- Exercise requirements:
Copy out each line that mentions the word "kontakt".

(Stored data)

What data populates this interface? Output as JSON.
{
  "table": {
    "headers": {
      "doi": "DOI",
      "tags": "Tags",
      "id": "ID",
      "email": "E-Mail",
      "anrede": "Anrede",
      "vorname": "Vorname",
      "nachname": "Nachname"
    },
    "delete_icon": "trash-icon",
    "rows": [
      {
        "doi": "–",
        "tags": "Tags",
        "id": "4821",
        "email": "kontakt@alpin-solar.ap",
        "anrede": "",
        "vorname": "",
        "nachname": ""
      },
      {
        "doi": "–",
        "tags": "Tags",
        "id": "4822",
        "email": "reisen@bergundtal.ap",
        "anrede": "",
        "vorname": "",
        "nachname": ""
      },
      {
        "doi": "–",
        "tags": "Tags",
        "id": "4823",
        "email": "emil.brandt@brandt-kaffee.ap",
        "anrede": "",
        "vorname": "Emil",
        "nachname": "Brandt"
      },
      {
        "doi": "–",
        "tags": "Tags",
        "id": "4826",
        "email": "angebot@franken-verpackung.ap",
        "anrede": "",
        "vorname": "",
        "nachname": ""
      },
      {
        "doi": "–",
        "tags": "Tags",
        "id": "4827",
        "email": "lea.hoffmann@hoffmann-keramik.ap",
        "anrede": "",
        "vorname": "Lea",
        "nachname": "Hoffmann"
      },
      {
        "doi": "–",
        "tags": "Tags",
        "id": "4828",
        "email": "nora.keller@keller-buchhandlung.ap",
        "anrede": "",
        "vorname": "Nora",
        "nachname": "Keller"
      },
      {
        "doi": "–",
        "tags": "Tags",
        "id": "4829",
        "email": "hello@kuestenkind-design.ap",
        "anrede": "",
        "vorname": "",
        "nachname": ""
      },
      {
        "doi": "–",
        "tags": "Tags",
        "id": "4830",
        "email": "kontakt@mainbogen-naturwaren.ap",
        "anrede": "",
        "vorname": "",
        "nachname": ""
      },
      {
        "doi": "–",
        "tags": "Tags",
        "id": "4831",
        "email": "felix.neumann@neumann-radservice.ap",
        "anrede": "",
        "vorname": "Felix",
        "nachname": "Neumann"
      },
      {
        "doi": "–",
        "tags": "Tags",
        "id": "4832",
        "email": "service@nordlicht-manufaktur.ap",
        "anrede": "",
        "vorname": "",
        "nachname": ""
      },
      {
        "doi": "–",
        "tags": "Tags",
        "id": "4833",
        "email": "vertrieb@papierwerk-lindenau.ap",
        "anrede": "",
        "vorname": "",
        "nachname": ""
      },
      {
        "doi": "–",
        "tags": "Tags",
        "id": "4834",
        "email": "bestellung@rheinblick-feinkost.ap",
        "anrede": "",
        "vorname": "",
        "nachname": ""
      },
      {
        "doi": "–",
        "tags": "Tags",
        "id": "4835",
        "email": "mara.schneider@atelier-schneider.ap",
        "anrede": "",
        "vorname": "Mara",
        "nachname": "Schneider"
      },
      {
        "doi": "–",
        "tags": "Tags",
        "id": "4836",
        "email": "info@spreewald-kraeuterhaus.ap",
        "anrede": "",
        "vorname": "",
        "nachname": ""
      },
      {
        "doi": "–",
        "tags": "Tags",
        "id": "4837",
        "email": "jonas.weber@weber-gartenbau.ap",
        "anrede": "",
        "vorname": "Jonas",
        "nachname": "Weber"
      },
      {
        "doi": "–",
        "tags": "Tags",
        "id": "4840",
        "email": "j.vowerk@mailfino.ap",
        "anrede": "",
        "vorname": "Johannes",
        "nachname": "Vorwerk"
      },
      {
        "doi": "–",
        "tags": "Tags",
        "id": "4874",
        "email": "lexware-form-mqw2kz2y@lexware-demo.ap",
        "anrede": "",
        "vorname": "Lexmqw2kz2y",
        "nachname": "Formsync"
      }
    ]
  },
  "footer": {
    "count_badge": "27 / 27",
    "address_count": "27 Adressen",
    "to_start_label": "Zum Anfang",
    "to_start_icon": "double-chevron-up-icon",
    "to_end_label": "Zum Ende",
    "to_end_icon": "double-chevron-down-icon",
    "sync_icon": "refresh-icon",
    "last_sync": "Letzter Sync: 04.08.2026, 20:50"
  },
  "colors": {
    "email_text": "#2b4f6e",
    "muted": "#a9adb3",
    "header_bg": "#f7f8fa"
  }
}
==
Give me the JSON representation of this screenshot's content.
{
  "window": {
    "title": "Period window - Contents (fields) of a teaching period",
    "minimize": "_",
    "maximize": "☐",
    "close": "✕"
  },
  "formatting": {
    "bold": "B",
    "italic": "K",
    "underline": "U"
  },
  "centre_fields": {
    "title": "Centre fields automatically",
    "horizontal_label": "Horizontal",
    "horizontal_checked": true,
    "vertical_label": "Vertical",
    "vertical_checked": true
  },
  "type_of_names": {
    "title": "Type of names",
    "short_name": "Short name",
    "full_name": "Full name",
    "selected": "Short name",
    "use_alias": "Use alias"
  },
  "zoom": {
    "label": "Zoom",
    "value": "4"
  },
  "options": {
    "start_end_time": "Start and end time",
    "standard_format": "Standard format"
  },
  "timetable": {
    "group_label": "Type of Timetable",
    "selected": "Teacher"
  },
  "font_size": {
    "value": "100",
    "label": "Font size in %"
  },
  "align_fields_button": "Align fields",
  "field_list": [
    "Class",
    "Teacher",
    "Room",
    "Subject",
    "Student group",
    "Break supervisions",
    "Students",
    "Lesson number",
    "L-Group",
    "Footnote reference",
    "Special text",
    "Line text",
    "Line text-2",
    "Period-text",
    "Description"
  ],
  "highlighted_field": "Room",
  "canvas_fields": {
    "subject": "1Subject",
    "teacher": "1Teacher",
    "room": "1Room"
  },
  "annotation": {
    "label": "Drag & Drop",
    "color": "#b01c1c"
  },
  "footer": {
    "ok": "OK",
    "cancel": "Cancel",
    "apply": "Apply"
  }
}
--
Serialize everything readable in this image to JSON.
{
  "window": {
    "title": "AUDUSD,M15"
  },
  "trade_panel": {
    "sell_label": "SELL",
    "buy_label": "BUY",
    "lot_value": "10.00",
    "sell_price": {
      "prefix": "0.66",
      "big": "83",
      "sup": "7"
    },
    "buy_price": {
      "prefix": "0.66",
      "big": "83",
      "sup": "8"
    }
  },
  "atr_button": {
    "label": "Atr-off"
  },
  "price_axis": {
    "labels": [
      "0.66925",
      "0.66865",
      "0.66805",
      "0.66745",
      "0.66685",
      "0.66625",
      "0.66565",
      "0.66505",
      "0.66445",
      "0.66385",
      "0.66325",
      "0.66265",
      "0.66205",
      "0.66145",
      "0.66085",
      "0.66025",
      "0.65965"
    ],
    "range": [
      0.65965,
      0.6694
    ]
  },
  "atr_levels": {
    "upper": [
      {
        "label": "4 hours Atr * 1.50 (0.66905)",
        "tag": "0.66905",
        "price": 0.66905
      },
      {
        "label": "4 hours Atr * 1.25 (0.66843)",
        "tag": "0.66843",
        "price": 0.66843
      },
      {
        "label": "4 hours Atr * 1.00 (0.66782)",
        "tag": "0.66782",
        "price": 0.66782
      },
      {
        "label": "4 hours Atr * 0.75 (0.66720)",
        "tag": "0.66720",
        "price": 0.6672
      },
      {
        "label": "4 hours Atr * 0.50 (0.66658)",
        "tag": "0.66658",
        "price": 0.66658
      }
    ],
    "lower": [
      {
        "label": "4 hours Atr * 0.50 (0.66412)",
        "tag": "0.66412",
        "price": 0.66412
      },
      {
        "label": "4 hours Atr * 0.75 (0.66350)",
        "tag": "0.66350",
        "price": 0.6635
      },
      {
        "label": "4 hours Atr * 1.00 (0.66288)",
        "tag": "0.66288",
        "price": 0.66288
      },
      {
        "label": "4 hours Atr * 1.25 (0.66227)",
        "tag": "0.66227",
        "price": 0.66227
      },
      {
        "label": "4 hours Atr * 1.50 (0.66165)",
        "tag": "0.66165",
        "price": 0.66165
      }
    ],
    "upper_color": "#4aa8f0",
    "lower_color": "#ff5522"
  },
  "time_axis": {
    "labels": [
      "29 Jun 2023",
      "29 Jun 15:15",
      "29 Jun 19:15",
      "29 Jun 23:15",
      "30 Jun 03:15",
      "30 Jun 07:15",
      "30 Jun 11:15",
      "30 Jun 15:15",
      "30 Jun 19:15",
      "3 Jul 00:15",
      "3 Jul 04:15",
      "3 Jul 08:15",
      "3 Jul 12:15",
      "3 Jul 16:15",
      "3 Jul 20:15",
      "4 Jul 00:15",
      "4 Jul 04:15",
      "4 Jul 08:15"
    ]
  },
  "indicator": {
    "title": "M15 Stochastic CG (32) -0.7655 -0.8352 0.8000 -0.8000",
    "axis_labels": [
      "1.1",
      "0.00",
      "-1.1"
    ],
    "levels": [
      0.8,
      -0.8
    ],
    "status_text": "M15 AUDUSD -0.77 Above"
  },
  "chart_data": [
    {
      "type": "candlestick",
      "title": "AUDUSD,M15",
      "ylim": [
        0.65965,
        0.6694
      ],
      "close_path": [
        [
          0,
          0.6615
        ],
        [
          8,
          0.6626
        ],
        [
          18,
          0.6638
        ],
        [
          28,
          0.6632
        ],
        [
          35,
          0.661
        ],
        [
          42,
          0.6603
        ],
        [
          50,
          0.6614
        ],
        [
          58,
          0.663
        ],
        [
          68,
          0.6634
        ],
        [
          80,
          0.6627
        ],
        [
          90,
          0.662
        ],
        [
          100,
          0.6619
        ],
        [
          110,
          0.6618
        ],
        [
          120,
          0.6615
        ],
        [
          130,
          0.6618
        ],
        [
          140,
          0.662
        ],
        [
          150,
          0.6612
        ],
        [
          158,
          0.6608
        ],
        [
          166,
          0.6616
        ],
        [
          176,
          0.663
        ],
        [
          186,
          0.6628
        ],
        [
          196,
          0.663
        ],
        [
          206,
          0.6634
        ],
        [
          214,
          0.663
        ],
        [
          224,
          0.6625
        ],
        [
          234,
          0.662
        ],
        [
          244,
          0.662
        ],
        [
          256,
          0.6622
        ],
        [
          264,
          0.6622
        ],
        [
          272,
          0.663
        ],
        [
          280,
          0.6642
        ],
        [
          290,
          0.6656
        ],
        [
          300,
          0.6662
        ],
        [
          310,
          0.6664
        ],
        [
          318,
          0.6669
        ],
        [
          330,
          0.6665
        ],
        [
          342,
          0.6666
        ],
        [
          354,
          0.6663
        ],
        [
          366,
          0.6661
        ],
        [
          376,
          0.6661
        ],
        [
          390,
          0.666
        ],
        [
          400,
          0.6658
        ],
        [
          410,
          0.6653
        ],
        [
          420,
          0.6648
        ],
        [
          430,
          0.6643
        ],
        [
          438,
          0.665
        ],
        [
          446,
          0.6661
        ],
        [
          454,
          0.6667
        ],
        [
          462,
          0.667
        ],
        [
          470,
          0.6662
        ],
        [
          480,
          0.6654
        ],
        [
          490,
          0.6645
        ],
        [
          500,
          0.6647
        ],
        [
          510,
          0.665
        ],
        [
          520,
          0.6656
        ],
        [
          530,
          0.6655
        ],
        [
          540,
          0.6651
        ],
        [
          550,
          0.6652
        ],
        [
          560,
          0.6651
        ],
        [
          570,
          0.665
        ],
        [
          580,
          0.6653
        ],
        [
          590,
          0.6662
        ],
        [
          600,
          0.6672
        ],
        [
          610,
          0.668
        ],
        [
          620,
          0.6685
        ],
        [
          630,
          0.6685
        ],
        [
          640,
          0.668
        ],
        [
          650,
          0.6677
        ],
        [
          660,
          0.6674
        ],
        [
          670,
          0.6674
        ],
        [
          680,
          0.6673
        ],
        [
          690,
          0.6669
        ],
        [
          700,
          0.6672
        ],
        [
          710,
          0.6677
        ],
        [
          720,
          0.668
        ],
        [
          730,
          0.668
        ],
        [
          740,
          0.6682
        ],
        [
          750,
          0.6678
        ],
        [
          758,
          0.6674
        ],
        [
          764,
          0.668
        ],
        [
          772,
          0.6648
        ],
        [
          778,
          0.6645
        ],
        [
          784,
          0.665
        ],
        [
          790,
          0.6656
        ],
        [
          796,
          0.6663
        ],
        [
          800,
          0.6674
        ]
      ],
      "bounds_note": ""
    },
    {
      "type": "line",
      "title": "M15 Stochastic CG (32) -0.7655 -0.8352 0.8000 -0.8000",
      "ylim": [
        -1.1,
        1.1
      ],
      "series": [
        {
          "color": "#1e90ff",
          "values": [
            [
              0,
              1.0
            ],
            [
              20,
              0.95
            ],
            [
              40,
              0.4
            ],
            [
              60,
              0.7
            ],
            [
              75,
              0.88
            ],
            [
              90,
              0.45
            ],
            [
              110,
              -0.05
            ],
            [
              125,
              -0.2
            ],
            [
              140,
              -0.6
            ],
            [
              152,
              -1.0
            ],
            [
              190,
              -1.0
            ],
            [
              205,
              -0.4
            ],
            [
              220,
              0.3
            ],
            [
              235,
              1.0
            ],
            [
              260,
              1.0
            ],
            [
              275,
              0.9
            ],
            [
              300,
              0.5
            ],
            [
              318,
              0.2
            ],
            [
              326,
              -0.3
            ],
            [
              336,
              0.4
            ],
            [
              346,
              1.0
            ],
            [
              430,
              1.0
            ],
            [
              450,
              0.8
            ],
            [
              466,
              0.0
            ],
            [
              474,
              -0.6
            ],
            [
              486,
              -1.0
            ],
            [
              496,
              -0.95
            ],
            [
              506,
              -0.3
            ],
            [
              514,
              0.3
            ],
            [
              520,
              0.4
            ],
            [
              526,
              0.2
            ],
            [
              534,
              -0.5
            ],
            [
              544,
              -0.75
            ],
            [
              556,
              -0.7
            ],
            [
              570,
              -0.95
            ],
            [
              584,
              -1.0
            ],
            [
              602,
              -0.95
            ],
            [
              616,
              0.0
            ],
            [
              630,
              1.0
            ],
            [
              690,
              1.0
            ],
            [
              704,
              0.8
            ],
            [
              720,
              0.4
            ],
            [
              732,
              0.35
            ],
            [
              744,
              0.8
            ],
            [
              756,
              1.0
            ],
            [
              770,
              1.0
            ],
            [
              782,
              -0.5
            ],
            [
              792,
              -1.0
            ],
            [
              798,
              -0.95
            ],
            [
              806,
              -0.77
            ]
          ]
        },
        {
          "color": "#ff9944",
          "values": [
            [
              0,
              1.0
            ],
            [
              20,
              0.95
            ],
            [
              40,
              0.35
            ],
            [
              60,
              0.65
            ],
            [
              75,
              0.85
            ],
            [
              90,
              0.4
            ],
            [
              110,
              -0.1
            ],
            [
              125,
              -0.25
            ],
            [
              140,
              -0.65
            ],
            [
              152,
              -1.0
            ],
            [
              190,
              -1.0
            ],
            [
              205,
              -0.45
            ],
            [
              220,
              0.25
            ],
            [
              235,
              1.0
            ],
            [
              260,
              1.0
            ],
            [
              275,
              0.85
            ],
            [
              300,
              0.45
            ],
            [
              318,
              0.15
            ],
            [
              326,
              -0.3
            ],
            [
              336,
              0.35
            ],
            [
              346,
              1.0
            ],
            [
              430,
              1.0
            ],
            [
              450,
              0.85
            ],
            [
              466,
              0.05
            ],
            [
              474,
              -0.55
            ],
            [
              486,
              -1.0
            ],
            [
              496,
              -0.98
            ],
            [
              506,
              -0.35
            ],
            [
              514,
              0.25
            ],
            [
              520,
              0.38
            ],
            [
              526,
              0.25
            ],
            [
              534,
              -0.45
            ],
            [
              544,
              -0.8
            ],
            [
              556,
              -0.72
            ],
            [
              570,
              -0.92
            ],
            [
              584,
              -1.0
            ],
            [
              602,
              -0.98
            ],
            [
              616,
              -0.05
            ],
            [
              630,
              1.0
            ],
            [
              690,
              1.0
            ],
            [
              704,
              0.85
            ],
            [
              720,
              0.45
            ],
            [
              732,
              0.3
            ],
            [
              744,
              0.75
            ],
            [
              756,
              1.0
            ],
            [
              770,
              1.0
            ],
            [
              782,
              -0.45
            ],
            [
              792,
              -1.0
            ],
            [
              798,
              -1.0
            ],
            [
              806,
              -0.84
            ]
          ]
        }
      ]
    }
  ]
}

- Result of this task:
        "email": "kontakt@alpin-solar.ap",
        "email": "kontakt@mainbogen-naturwaren.ap",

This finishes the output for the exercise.